EXERCISE BRIEF: Seek out every line containing the word "Treasurer", and copy each.
— START INPUT MATERIAL —
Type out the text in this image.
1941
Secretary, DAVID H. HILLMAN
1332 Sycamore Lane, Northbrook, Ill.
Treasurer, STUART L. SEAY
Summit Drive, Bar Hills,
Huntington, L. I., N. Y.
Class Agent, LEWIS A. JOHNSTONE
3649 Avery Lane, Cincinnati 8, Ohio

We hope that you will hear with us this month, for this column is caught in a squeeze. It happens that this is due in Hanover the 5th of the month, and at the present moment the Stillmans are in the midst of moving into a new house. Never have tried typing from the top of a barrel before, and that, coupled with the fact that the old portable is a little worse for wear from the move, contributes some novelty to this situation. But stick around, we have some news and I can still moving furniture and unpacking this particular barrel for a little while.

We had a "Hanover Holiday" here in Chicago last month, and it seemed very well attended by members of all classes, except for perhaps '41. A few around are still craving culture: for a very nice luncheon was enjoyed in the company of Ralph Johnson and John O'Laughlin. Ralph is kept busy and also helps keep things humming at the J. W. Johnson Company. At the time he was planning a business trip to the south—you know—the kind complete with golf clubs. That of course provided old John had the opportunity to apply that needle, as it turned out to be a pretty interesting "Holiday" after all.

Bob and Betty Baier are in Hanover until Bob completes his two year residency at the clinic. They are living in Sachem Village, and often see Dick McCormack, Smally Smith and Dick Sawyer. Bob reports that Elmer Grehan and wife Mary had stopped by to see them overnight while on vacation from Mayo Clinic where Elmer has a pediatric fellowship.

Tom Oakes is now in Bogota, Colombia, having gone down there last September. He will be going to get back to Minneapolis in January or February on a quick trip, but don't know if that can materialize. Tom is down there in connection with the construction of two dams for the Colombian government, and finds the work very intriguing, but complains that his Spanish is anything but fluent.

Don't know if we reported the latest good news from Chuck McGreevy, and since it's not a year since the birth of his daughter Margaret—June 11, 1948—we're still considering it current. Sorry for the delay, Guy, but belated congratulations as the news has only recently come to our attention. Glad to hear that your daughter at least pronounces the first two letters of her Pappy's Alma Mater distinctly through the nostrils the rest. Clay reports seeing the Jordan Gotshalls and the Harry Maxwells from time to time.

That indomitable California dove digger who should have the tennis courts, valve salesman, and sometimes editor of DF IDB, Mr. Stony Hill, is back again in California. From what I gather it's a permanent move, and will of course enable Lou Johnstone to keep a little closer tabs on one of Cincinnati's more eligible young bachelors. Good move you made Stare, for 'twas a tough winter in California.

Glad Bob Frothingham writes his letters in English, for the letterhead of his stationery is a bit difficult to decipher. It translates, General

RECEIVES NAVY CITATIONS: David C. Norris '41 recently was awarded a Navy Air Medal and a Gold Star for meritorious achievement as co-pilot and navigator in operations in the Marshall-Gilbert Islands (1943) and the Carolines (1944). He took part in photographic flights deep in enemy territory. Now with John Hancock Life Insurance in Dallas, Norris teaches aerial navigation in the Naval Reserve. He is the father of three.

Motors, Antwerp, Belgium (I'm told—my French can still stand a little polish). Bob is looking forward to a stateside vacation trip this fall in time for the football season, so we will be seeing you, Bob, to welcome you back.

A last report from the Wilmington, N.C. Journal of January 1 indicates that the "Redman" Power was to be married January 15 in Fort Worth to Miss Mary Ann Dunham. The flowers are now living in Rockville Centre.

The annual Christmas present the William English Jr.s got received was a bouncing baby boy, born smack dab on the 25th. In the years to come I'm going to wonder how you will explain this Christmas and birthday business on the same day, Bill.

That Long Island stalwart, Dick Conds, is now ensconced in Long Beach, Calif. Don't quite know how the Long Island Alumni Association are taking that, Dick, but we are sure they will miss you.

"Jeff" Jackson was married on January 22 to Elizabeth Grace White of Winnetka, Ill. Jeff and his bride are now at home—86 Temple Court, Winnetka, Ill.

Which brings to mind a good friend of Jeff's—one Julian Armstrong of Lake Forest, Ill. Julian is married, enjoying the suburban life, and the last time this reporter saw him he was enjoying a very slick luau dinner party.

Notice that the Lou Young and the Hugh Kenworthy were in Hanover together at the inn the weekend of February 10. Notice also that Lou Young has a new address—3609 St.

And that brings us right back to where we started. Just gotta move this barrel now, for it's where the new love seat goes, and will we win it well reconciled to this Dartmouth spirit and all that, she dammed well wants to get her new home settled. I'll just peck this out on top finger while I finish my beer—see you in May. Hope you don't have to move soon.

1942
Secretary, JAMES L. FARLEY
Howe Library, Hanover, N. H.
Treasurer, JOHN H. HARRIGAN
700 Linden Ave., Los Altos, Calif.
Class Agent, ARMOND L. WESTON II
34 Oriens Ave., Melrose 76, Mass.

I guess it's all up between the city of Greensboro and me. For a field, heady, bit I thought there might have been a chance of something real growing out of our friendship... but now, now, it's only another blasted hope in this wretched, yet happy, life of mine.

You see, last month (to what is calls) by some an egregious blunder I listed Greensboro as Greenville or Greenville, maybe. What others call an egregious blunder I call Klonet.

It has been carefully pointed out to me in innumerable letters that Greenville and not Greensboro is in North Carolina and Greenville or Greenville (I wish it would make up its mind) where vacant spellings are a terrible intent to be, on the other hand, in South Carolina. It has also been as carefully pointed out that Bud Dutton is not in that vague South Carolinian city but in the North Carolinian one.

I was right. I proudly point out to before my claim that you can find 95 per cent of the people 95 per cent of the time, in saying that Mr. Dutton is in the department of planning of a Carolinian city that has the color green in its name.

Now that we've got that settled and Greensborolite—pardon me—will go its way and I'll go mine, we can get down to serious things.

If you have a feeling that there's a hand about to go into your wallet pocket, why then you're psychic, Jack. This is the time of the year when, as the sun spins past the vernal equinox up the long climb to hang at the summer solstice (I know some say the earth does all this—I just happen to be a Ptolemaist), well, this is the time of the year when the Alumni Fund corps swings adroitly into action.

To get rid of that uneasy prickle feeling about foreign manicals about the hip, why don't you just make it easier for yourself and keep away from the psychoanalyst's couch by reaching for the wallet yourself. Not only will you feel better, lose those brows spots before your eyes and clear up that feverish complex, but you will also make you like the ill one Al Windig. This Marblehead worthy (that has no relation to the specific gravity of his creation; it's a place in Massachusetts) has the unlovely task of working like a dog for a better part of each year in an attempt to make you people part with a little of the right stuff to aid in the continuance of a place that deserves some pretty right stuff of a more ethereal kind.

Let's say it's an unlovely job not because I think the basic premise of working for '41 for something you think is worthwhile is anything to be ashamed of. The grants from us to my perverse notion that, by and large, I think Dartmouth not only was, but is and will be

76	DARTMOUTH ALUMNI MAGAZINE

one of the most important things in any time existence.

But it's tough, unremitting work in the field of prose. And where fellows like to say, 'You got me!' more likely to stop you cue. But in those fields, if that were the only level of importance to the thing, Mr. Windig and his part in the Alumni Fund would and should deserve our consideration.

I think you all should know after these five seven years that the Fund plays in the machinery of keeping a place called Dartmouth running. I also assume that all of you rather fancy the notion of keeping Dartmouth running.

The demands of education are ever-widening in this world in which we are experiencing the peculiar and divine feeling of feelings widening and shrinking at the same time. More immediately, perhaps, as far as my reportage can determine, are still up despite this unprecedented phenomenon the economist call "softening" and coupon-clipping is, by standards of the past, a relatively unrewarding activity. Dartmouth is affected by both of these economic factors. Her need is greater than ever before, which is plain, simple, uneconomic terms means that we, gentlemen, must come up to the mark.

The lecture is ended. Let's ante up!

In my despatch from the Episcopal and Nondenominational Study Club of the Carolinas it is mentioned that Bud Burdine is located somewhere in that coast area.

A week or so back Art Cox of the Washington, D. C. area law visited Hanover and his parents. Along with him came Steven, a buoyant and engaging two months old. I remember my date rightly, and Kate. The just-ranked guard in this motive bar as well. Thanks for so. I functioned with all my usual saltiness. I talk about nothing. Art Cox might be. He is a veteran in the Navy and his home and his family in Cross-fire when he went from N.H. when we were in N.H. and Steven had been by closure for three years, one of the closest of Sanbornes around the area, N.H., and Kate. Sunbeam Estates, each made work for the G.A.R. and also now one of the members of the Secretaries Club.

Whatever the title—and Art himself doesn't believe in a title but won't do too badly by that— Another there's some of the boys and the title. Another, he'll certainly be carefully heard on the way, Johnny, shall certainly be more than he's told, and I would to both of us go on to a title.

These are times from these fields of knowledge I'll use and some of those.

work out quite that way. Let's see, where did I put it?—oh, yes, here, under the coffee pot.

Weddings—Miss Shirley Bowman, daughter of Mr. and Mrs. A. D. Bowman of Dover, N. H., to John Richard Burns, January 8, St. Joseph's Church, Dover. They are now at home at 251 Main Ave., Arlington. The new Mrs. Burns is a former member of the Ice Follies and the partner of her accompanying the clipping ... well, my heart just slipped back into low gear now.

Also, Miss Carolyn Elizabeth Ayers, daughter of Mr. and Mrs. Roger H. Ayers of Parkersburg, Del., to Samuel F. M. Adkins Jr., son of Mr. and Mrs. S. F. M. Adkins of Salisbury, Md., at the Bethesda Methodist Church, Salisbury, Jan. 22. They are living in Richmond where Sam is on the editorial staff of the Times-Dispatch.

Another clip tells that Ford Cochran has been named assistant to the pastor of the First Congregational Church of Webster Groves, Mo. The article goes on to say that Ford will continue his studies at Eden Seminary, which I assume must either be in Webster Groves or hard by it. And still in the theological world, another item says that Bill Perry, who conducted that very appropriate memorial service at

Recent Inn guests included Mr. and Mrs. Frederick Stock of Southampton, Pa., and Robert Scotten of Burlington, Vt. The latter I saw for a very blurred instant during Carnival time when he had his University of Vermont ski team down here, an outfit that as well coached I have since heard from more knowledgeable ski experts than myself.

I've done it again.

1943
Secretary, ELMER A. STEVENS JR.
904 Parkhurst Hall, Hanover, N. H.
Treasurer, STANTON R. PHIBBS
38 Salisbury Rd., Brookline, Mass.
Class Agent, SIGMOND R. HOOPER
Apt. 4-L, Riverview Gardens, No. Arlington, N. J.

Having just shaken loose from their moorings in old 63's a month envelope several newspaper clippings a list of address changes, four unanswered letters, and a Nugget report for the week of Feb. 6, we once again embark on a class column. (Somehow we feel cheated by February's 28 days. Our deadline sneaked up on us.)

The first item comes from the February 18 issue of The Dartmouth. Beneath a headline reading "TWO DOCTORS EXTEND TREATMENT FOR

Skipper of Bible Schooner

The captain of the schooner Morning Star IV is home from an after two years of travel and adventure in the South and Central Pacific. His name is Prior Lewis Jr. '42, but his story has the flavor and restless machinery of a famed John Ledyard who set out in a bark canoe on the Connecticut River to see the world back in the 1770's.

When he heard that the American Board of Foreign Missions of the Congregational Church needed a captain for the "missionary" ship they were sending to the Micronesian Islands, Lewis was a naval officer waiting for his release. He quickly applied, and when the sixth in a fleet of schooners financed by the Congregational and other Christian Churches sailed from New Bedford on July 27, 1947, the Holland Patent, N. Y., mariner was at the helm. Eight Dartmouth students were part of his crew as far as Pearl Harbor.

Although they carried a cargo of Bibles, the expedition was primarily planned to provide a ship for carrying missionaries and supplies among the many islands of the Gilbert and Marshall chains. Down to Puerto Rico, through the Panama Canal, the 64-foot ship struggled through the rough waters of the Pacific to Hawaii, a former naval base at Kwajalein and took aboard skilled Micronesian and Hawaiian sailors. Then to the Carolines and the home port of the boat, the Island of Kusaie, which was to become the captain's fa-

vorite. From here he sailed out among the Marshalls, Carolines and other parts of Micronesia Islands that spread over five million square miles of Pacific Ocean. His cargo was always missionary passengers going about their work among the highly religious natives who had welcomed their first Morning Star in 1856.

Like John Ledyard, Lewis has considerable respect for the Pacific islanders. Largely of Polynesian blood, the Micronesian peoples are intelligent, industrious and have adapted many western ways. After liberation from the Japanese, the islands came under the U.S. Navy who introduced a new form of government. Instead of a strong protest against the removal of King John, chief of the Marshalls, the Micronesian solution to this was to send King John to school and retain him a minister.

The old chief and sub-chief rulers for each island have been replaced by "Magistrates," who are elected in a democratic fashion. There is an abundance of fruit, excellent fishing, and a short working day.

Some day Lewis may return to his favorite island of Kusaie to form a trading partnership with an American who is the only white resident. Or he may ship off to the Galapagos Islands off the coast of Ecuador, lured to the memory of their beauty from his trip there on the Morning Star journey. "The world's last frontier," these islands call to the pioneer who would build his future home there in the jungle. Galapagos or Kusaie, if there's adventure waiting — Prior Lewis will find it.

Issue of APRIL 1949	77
— END INPUT MATERIAL —
FULL OUTPUT:
Treasurer, STUART L. SEAY
Treasurer, JOHN H. HARRIGAN
Treasurer, STANTON R. PHIBBS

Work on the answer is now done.